[begin GIVEN RECORDS]
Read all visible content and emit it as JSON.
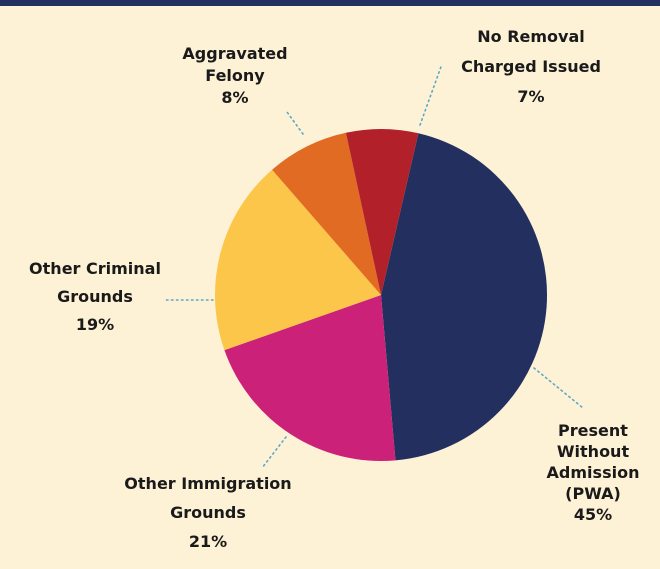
{
  "chart_data": {
    "type": "pie",
    "slices": [
      {
        "label": [
          "Present",
          "Without",
          "Admission",
          "(PWA)"
        ],
        "value": 45,
        "pct": "45%",
        "color": "#23305f"
      },
      {
        "label": [
          "Other Immigration",
          "Grounds"
        ],
        "value": 21,
        "pct": "21%",
        "color": "#cc2179"
      },
      {
        "label": [
          "Other Criminal",
          "Grounds"
        ],
        "value": 19,
        "pct": "19%",
        "color": "#fcc64a"
      },
      {
        "label": [
          "Aggravated",
          "Felony"
        ],
        "value": 8,
        "pct": "8%",
        "color": "#e26b24"
      },
      {
        "label": [
          "No Removal",
          "Charged Issued"
        ],
        "value": 7,
        "pct": "7%",
        "color": "#b2202a"
      }
    ],
    "start_angle_deg": 13,
    "direction": "clockwise"
  },
  "colors": {
    "background": "#fdf1d6",
    "top_bar": "#23305f",
    "leader_line": "#5aa9c6"
  }
}
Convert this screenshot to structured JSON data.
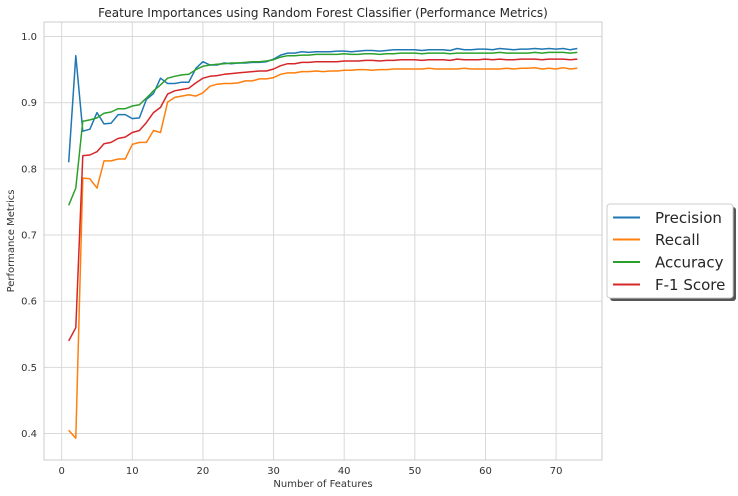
{
  "chart_data": {
    "type": "line",
    "title": "Feature Importances using Random Forest Classifier (Performance Metrics)",
    "xlabel": "Number of Features",
    "ylabel": "Performance Metrics",
    "xlim": [
      -2.5,
      76.5
    ],
    "ylim": [
      0.36,
      1.022
    ],
    "xticks": [
      0,
      10,
      20,
      30,
      40,
      50,
      60,
      70
    ],
    "yticks": [
      0.4,
      0.5,
      0.6,
      0.7,
      0.8,
      0.9,
      1.0
    ],
    "xtick_labels": [
      "0",
      "10",
      "20",
      "30",
      "40",
      "50",
      "60",
      "70"
    ],
    "ytick_labels": [
      "0.4",
      "0.5",
      "0.6",
      "0.7",
      "0.8",
      "0.9",
      "1.0"
    ],
    "grid": true,
    "legend_position": "outside-right",
    "x": [
      1,
      2,
      3,
      4,
      5,
      6,
      7,
      8,
      9,
      10,
      11,
      12,
      13,
      14,
      15,
      16,
      17,
      18,
      19,
      20,
      21,
      22,
      23,
      24,
      25,
      26,
      27,
      28,
      29,
      30,
      31,
      32,
      33,
      34,
      35,
      36,
      37,
      38,
      39,
      40,
      41,
      42,
      43,
      44,
      45,
      46,
      47,
      48,
      49,
      50,
      51,
      52,
      53,
      54,
      55,
      56,
      57,
      58,
      59,
      60,
      61,
      62,
      63,
      64,
      65,
      66,
      67,
      68,
      69,
      70,
      71,
      72,
      73
    ],
    "series": [
      {
        "name": "Precision",
        "color": "#1f77b4",
        "values": [
          0.81,
          0.971,
          0.857,
          0.86,
          0.885,
          0.868,
          0.869,
          0.882,
          0.882,
          0.876,
          0.877,
          0.905,
          0.914,
          0.937,
          0.929,
          0.929,
          0.931,
          0.931,
          0.952,
          0.962,
          0.957,
          0.957,
          0.96,
          0.959,
          0.96,
          0.96,
          0.961,
          0.961,
          0.962,
          0.966,
          0.972,
          0.975,
          0.975,
          0.977,
          0.976,
          0.977,
          0.977,
          0.977,
          0.978,
          0.978,
          0.977,
          0.978,
          0.979,
          0.979,
          0.978,
          0.979,
          0.98,
          0.98,
          0.98,
          0.98,
          0.979,
          0.98,
          0.98,
          0.98,
          0.979,
          0.982,
          0.98,
          0.98,
          0.981,
          0.981,
          0.98,
          0.982,
          0.981,
          0.98,
          0.981,
          0.981,
          0.982,
          0.981,
          0.982,
          0.981,
          0.982,
          0.98,
          0.982
        ]
      },
      {
        "name": "Recall",
        "color": "#ff7f0e",
        "values": [
          0.405,
          0.393,
          0.786,
          0.785,
          0.771,
          0.812,
          0.812,
          0.815,
          0.815,
          0.837,
          0.84,
          0.84,
          0.858,
          0.855,
          0.901,
          0.908,
          0.91,
          0.912,
          0.91,
          0.915,
          0.925,
          0.928,
          0.929,
          0.929,
          0.93,
          0.933,
          0.933,
          0.936,
          0.936,
          0.938,
          0.943,
          0.945,
          0.945,
          0.947,
          0.947,
          0.948,
          0.947,
          0.948,
          0.948,
          0.949,
          0.949,
          0.95,
          0.95,
          0.949,
          0.95,
          0.95,
          0.951,
          0.951,
          0.951,
          0.951,
          0.951,
          0.952,
          0.951,
          0.951,
          0.951,
          0.951,
          0.952,
          0.951,
          0.951,
          0.951,
          0.951,
          0.951,
          0.952,
          0.951,
          0.952,
          0.952,
          0.953,
          0.951,
          0.952,
          0.951,
          0.953,
          0.951,
          0.952
        ]
      },
      {
        "name": "Accuracy",
        "color": "#2ca02c",
        "values": [
          0.745,
          0.771,
          0.872,
          0.874,
          0.877,
          0.884,
          0.886,
          0.891,
          0.891,
          0.895,
          0.897,
          0.907,
          0.918,
          0.927,
          0.937,
          0.94,
          0.942,
          0.943,
          0.95,
          0.955,
          0.957,
          0.958,
          0.959,
          0.96,
          0.96,
          0.961,
          0.962,
          0.962,
          0.963,
          0.965,
          0.969,
          0.971,
          0.971,
          0.972,
          0.972,
          0.973,
          0.973,
          0.973,
          0.973,
          0.974,
          0.973,
          0.973,
          0.974,
          0.974,
          0.973,
          0.974,
          0.974,
          0.975,
          0.975,
          0.975,
          0.974,
          0.975,
          0.975,
          0.975,
          0.974,
          0.975,
          0.975,
          0.975,
          0.975,
          0.975,
          0.975,
          0.976,
          0.975,
          0.975,
          0.975,
          0.975,
          0.976,
          0.975,
          0.976,
          0.976,
          0.976,
          0.975,
          0.976
        ]
      },
      {
        "name": "F-1 Score",
        "color": "#d62728",
        "values": [
          0.54,
          0.56,
          0.82,
          0.821,
          0.826,
          0.838,
          0.84,
          0.846,
          0.848,
          0.855,
          0.858,
          0.87,
          0.885,
          0.893,
          0.913,
          0.918,
          0.92,
          0.922,
          0.93,
          0.937,
          0.94,
          0.941,
          0.943,
          0.944,
          0.945,
          0.946,
          0.947,
          0.948,
          0.948,
          0.951,
          0.956,
          0.959,
          0.959,
          0.961,
          0.961,
          0.962,
          0.962,
          0.962,
          0.962,
          0.963,
          0.963,
          0.963,
          0.964,
          0.964,
          0.963,
          0.964,
          0.964,
          0.965,
          0.965,
          0.965,
          0.964,
          0.965,
          0.965,
          0.965,
          0.964,
          0.966,
          0.965,
          0.965,
          0.965,
          0.966,
          0.965,
          0.966,
          0.965,
          0.965,
          0.966,
          0.966,
          0.966,
          0.965,
          0.966,
          0.966,
          0.966,
          0.965,
          0.966
        ]
      }
    ]
  }
}
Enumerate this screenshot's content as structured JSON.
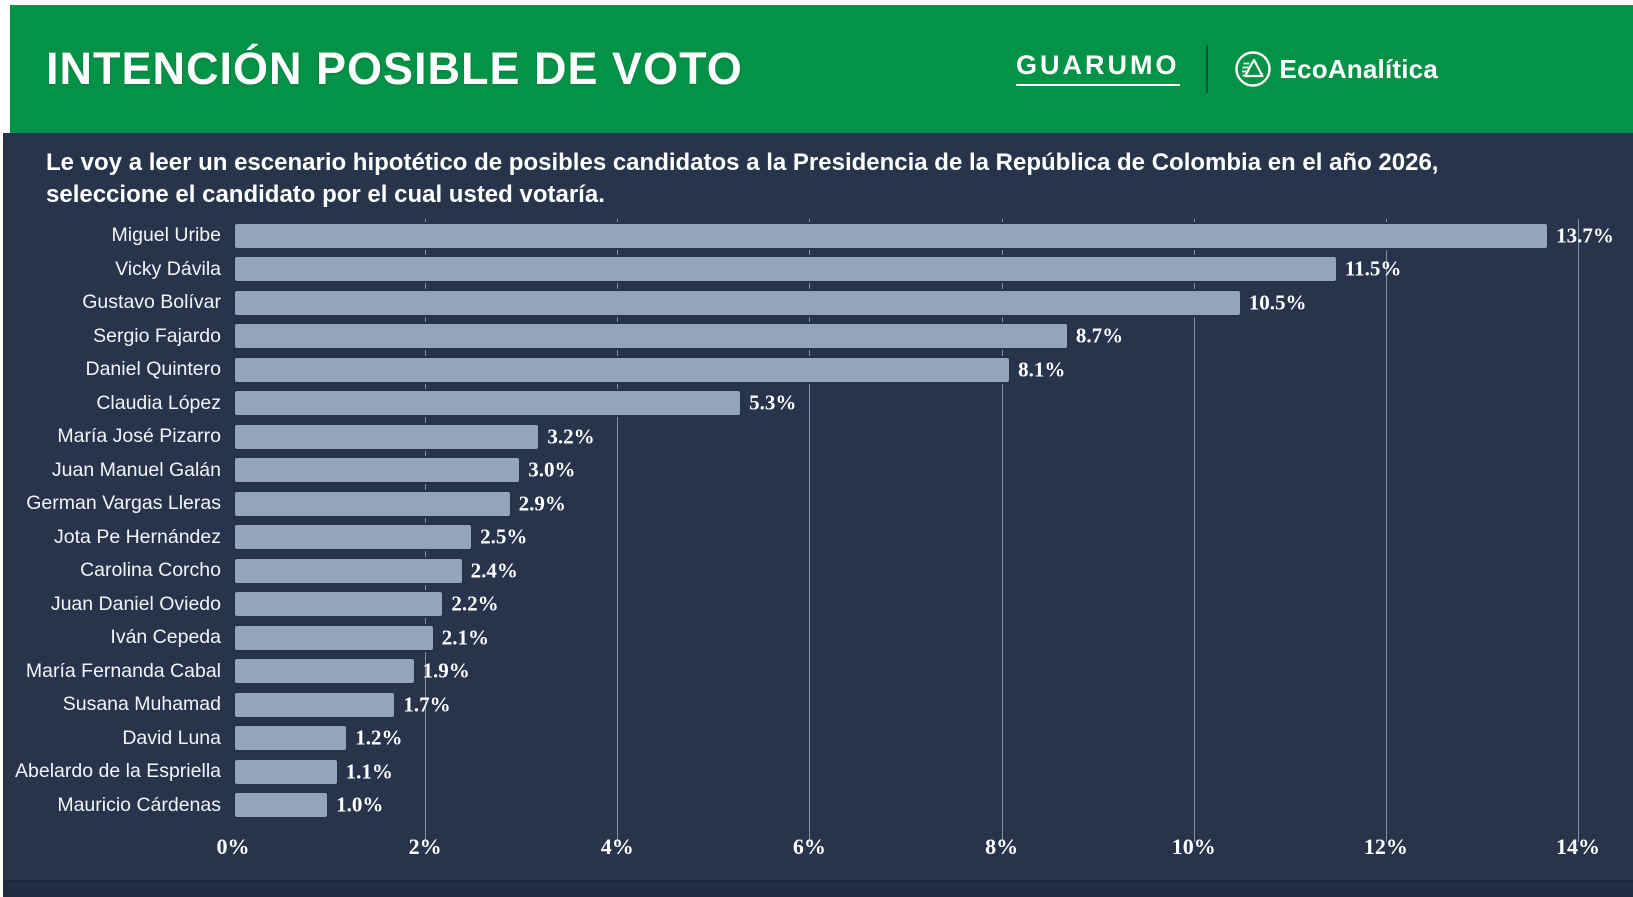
{
  "header": {
    "title": "INTENCIÓN POSIBLE DE VOTO",
    "brand_left": "GUARUMO",
    "brand_right": "EcoAnalítica",
    "header_color": "#049247"
  },
  "subtitle": {
    "line1": "Le voy a leer un escenario hipotético de posibles candidatos a la Presidencia de la República de Colombia en el año 2026,",
    "line2": "seleccione el candidato por el cual usted votaría."
  },
  "chart_data": {
    "type": "bar",
    "orientation": "horizontal",
    "title": "INTENCIÓN POSIBLE DE VOTO",
    "categories": [
      "Miguel Uribe",
      "Vicky Dávila",
      "Gustavo Bolívar",
      "Sergio Fajardo",
      "Daniel Quintero",
      "Claudia López",
      "María José Pizarro",
      "Juan Manuel Galán",
      "German Vargas Lleras",
      "Jota Pe Hernández",
      "Carolina Corcho",
      "Juan Daniel Oviedo",
      "Iván Cepeda",
      "María Fernanda Cabal",
      "Susana Muhamad",
      "David Luna",
      "Abelardo de la Espriella",
      "Mauricio Cárdenas"
    ],
    "values": [
      13.7,
      11.5,
      10.5,
      8.7,
      8.1,
      5.3,
      3.2,
      3.0,
      2.9,
      2.5,
      2.4,
      2.2,
      2.1,
      1.9,
      1.7,
      1.2,
      1.1,
      1.0
    ],
    "value_suffix": "%",
    "x_ticks": [
      "0%",
      "2%",
      "4%",
      "6%",
      "8%",
      "10%",
      "12%",
      "14%"
    ],
    "xlim": [
      0,
      14
    ],
    "grid": "vertical",
    "legend": "none",
    "bar_color": "#93a6b7",
    "background_color": "#28344c",
    "label_color": "#ffffff"
  }
}
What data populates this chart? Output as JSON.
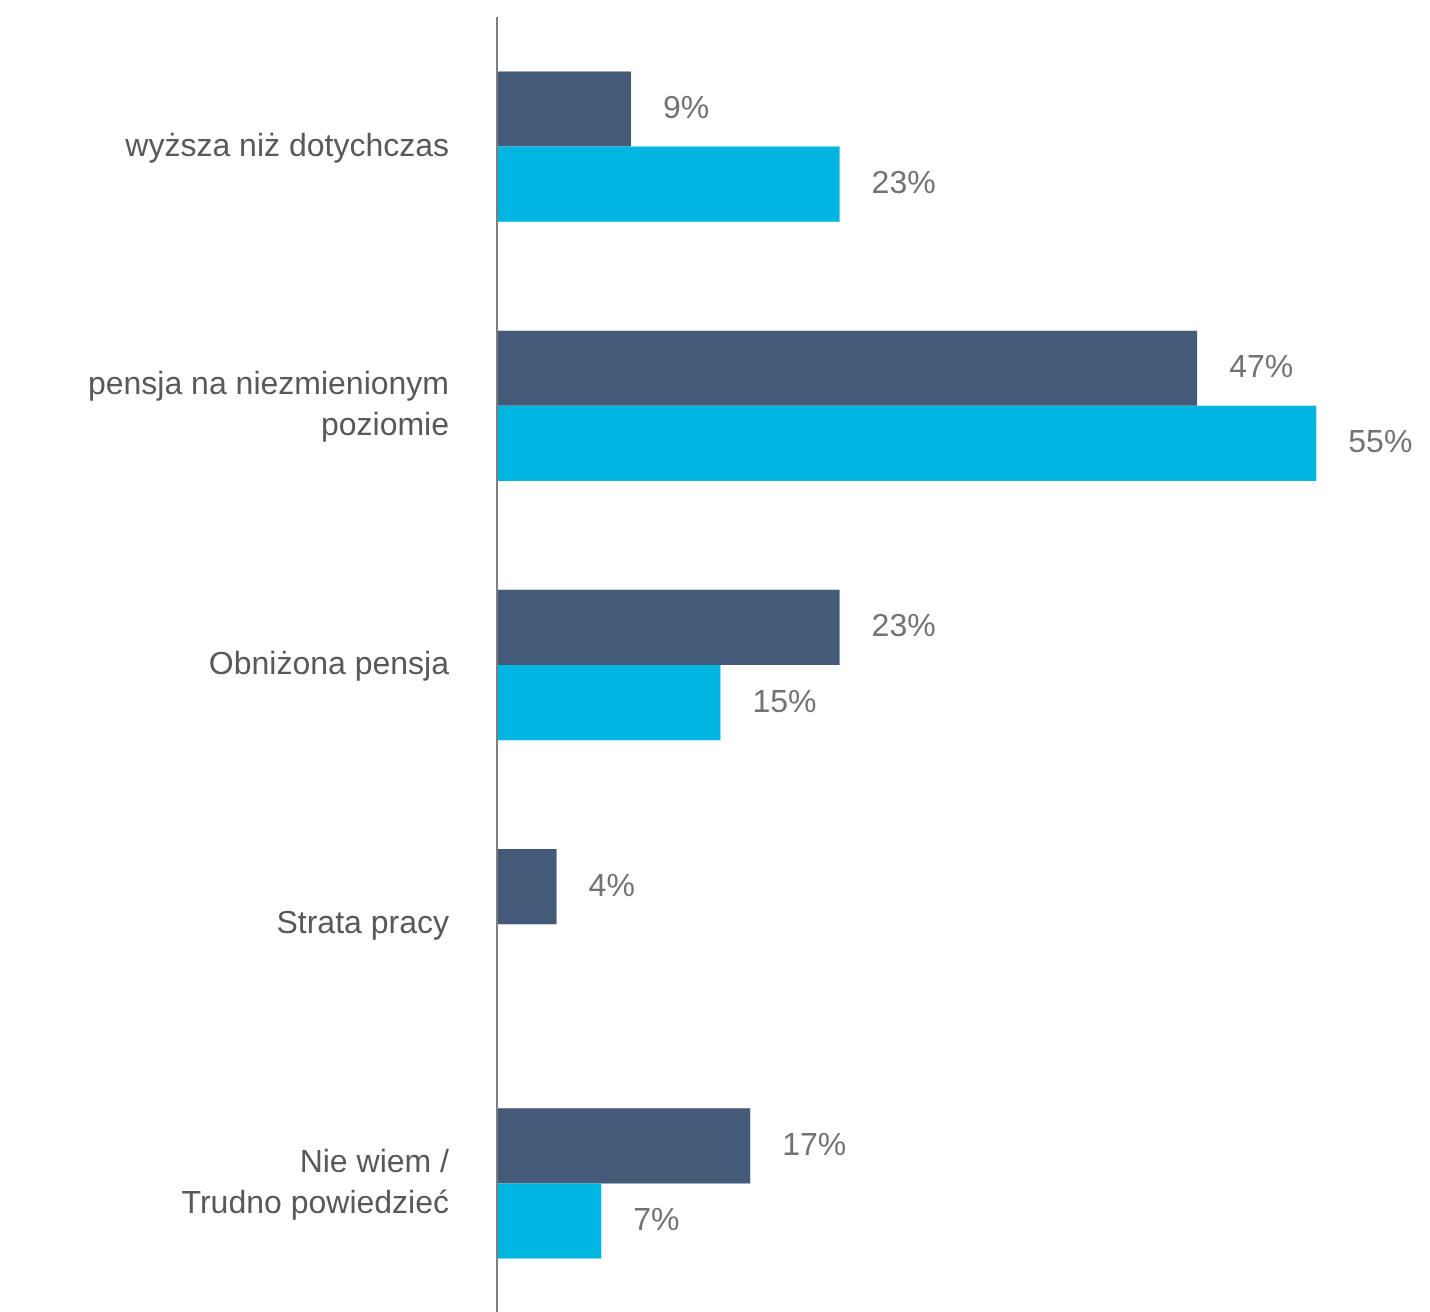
{
  "chart_data": {
    "type": "bar",
    "orientation": "horizontal",
    "categories": [
      "wyższa niż dotychczas",
      "pensja na niezmienionym poziomie",
      "Obniżona pensja",
      "Strata pracy",
      "Nie wiem / Trudno powiedzieć"
    ],
    "series": [
      {
        "color": "#435a78",
        "values": [
          9,
          47,
          23,
          4,
          17
        ],
        "value_labels": [
          "9%",
          "47%",
          "23%",
          "4%",
          "17%"
        ]
      },
      {
        "color": "#00b5e0",
        "values": [
          23,
          55,
          15,
          null,
          7
        ],
        "value_labels": [
          "23%",
          "55%",
          "15%",
          null,
          "7%"
        ]
      }
    ],
    "grid": false,
    "tick_labels": "y"
  }
}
[end GIVEN RECORDS]
__AIM OF THE EXERCISE__:
Take every line above carrying "Performance" and return it.

__EXERCISE OUTPUT__:
    "title": "Feature Importances using Random Forest Classifier (Performance Metrics)",
    "ylabel": "Performance Metrics",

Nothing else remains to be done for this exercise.